WORK TASK 1 ▸ Reproduce the part of Jordan Snell's legacy story starting with "You see, my" and going on through "have not ended.".
WORK TASK 2 ▸ In Jordan Snell's legacy story, who was Jordan's occupational therapist in the Up to 3 program?
WORK TASK 3 ▸ Continue Jordan Snell's legacy story from its final sentence.

The Center for Persons with Disabilities at Utah State University
 

CPD Legacy Story: Jordan Snell

September 4, 2012 by cpehrson

This CPD Legacy Story was written by Jordan Snell.  Jordan attended the Up to 3 Early Intervention program as a young child, and shares how his life was changed through the people he met there.

I was born in May of 1993.  My birth was not your normal birth, as there were some complications. I was born as a blue baby. I was quickly revived, and although I recovered, it was not a perfect recovery.  Due to that incident, I will live the rest of my life with a disability called cerebral palsy.

Small boy in a child size jeep that is hand-powered

Jordon as a young boy in his first hand-powered jeep.

About two months after my birth, I was enrolled in the Up to 3 Early Intervention program at the CPD.  My (occupational) therapist was Amy Henningsen.  It is thanks to the Up to 3 program that I am able to do many of the things that I do today.  It would make life easier if  the story ended there, but it doesn’t.

You see, my experiences with the Up to 3 Program went long beyond the age of three.  In fact my experiences with the Up to 3 program still have not ended.

About two years after I started going to Up to 3, my family’s way of life was forever changed when my dad was diagnosed with a cancerous brain tumor.  Six months later, my mom had a brain cyst that to this day affects her short-term memory.  If you can imagine having  three children, plus a 2-year-old with special needs, a husband who was terminally ill, and not be able to remember what happened 15 minutes ago– this was the situation my mother found herself in.

MATERIAL PROVIDED ▸
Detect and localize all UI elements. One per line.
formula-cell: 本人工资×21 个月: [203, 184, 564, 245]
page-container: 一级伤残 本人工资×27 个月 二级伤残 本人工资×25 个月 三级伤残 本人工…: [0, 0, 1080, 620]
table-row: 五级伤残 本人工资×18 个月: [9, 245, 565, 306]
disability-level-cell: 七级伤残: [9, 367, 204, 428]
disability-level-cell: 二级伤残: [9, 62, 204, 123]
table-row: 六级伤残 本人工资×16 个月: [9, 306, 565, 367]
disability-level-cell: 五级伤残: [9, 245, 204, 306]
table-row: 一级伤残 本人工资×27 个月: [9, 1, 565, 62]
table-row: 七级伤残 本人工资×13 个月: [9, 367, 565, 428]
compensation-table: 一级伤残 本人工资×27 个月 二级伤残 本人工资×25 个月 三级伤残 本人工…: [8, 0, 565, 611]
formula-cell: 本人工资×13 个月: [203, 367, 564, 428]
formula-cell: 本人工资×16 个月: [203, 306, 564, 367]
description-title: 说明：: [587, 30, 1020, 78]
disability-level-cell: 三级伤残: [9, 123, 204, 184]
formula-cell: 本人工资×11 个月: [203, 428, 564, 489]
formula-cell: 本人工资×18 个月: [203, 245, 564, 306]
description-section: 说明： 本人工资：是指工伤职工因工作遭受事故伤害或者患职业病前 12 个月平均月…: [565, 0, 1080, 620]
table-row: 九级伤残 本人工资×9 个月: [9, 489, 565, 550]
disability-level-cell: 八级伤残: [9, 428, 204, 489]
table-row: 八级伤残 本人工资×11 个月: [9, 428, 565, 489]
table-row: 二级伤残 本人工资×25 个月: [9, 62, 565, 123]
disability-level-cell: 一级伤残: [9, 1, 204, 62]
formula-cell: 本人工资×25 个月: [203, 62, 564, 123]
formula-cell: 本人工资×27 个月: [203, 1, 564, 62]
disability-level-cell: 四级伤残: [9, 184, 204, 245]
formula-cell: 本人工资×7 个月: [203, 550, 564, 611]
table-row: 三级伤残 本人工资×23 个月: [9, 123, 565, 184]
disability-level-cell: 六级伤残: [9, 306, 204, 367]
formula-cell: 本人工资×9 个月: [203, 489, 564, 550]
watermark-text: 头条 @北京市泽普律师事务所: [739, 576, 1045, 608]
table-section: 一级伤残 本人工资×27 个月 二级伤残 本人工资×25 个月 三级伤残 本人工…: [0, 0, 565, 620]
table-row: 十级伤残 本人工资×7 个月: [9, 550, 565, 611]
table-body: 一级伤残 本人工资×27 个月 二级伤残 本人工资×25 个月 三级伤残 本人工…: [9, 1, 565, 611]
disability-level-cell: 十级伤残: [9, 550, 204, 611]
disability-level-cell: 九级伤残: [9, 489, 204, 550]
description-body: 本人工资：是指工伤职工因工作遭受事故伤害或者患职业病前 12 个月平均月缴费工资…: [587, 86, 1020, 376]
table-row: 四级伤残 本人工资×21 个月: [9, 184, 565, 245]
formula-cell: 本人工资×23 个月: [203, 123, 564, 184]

ANSWER 1 ▸
You see, my experiences with the Up to 3 Program went long beyond the age of three.  In fact my experiences with the Up to 3 program still have not ended.

ANSWER 2 ▸ Amy Henningsen

ANSWER 3 ▸
When my dad called and told my aunt what had happened, she was there immediately.  My aunt is an amazing woman. Soon she was flying from Mesa, Arizona to Logan, Utah about weekly, splitting  her time between her family and mine  and making sure our needs were taken care of.  It quickly became evident that this was all too much to put on my mom’s plate at this time.  My aunt, seeking to help my family, decided to take me home to Mesa with her.  While this did take a load off my parents, it also eliminated my parent’s ability to watch me grow. After much thought and prayer, my family decided that I needed to be in Logan where I could see my parents regularly.  The first place I stayed, the family ended up moving to Texas.  After much more praying and thinking, my family asked Amy (my OT from Up to 3) if she and her husband would be so kind as to take me in and allow me to live with them.  After talking it over with her husband, Amy said yes. Over the next four or five years I spent the weeknights at Amy’s house and weekends at home with my family.  Amy and her husband took it upon themselves to love and care for me as if I was their own child.

Young man standing unsing an electric sander.

Jordan as a young adult using an electric sander.

 

Over the years, the therapy I received as an infant in the Up to 3 program never really ended. Instead, Amy helped me to adapt to my surroundings.  I assure you that, without the help of the Up to 3 program, I would not be a 19-year-old ham radio operator, private computer consultant, and a soon-to-be missionary, let alone drive a car and ride a bike.

The Up to 3 program truly changed my life. If there is any question in your mind about if you should enroll your child in this program, do it. I promise you won’t regret it.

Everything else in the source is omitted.